* **Exercise task**: List each line of the data that holds the string "JSON", please.

## START Items

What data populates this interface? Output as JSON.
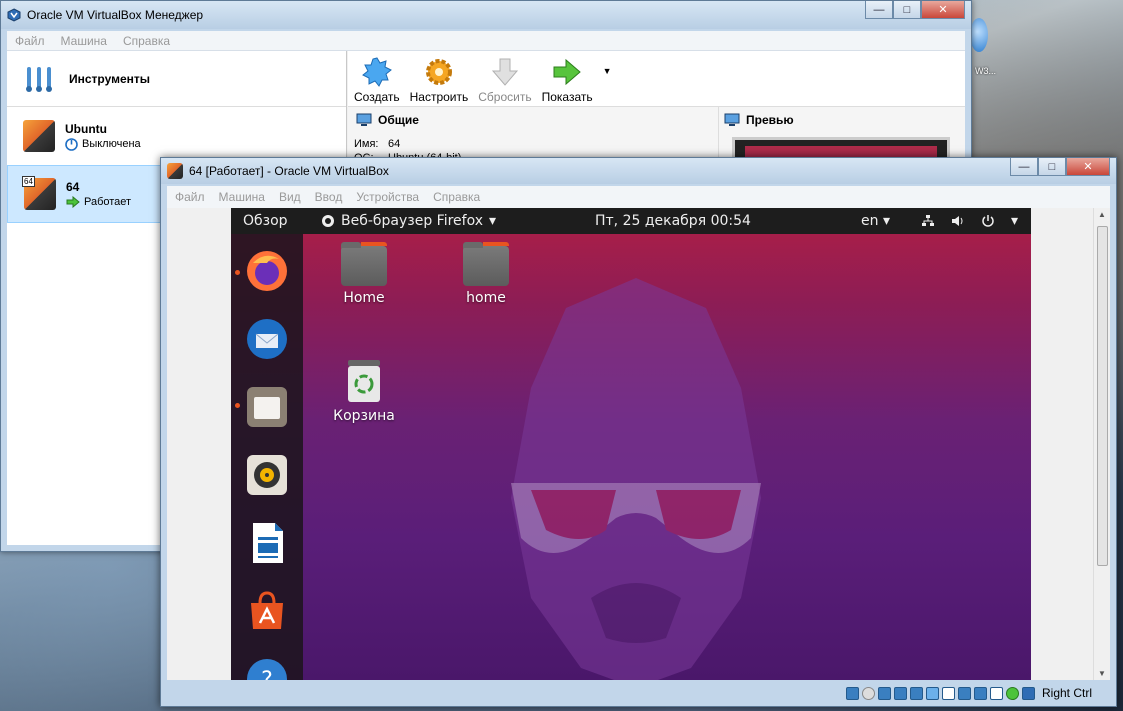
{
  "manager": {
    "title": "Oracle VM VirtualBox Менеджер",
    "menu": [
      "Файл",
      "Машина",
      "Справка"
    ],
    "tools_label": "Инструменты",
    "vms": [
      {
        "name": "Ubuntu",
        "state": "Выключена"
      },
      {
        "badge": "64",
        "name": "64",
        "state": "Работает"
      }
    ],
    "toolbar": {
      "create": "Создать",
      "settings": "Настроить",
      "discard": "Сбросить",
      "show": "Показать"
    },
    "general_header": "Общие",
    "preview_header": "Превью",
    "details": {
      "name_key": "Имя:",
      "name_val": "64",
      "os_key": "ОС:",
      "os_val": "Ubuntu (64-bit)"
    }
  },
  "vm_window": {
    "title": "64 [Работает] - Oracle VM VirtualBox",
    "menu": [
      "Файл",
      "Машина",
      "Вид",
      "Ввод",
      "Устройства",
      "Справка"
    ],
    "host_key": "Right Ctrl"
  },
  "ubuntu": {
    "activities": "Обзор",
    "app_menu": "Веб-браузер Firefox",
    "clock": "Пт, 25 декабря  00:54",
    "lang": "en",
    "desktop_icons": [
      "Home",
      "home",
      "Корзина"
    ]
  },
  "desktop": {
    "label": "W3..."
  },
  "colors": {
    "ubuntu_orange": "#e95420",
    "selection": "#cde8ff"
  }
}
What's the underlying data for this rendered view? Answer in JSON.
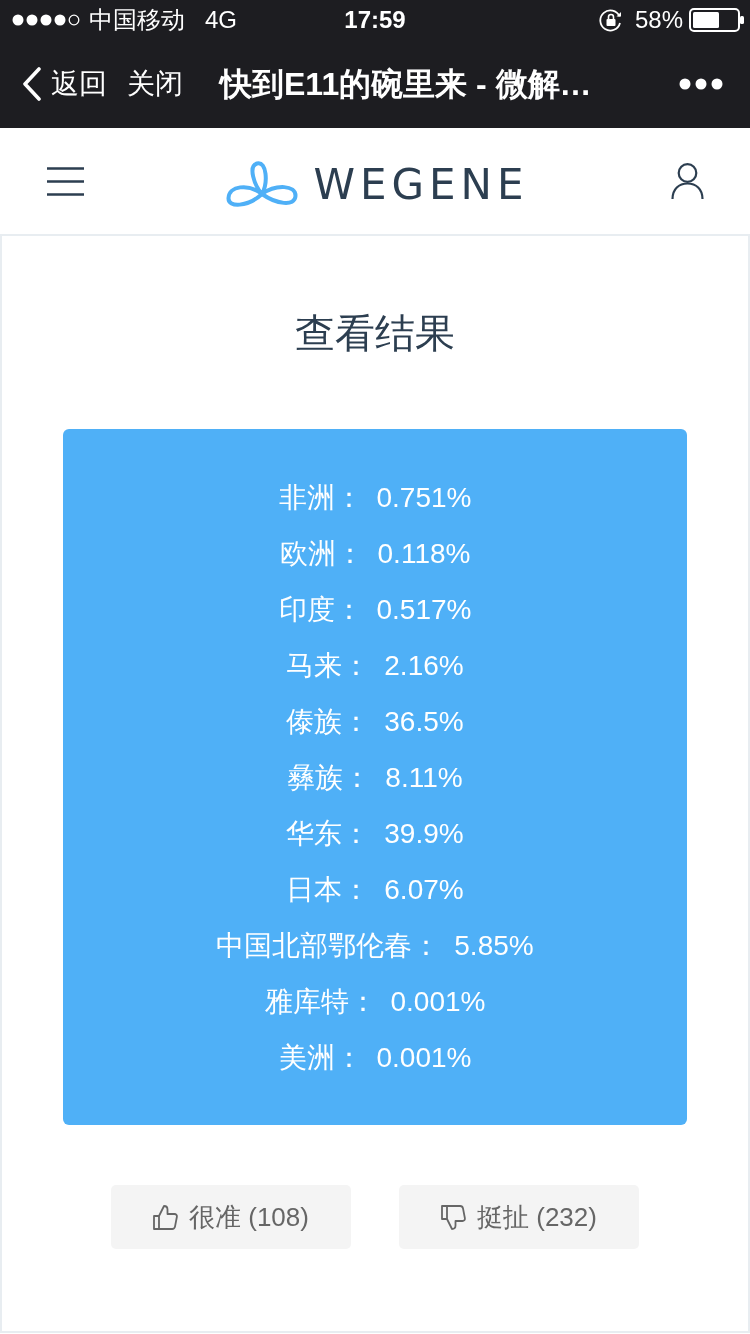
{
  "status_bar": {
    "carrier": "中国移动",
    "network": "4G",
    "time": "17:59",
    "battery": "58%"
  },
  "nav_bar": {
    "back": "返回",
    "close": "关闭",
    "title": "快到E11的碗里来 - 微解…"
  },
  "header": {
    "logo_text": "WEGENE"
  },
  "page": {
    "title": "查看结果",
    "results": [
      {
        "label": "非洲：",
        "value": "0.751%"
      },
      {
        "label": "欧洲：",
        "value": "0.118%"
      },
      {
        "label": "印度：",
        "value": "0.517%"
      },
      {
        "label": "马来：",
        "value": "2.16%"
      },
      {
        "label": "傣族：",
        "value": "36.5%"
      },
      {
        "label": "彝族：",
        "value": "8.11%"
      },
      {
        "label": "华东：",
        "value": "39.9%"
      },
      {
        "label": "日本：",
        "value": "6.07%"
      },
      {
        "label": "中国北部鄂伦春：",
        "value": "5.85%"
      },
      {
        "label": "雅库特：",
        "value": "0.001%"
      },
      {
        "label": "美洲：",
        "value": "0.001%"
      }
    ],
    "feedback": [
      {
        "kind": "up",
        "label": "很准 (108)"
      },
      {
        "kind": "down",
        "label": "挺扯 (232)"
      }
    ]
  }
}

## END Items

* **Result**:
What data populates this interface? Output as JSON.
What's the underlying data for this rendered view? Answer in JSON.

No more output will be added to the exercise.